# Objective
Among the lines of these entries, how many hold the word "this"? State only the number.

# Supplied information
# # #
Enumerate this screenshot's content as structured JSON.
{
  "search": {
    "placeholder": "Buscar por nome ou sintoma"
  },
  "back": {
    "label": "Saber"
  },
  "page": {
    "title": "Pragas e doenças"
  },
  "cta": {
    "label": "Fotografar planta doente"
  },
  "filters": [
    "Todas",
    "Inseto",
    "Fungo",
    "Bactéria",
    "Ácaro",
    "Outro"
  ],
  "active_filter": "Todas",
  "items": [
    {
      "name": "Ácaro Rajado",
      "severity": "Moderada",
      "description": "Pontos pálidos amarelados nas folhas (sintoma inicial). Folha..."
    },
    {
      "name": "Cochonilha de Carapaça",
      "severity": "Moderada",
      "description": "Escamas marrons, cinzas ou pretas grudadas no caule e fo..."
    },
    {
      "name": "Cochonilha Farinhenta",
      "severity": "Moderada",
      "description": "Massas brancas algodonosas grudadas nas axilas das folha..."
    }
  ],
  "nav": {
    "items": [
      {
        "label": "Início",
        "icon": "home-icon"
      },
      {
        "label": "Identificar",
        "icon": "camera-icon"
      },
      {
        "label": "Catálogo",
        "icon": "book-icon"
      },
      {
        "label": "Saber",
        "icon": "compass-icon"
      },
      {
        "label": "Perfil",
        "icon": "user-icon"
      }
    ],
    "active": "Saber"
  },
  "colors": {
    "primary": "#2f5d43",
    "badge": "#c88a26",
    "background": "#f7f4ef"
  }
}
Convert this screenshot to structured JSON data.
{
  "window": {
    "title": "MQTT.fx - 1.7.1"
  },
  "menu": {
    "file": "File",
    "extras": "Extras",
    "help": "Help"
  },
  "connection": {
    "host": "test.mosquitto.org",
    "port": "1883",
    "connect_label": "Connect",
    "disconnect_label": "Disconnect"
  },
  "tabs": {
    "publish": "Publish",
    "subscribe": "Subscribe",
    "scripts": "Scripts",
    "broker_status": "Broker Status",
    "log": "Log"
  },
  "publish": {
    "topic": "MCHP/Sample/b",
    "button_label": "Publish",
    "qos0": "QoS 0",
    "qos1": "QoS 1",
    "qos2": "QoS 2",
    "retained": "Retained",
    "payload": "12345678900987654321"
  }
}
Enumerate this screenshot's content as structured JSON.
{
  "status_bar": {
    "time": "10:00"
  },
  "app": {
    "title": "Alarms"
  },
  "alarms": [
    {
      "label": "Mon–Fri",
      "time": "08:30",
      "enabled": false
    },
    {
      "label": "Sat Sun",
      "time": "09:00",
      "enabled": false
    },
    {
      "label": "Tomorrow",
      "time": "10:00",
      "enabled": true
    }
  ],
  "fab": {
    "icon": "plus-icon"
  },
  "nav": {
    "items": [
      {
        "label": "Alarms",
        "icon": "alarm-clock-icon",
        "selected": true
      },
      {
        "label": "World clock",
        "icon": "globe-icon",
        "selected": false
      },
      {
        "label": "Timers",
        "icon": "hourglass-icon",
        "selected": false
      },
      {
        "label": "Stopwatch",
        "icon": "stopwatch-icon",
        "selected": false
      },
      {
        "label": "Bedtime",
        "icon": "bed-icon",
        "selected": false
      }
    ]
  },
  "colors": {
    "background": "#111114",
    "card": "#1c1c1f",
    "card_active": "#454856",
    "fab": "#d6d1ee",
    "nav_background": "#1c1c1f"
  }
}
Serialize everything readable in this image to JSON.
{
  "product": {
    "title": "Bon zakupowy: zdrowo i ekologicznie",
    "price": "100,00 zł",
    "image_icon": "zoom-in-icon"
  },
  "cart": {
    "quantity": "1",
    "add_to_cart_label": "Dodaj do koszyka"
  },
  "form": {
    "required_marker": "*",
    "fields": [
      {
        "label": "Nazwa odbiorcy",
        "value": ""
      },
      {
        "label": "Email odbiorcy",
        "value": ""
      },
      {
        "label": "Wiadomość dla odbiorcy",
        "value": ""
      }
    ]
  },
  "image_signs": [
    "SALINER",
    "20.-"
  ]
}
# # #
# Reply
4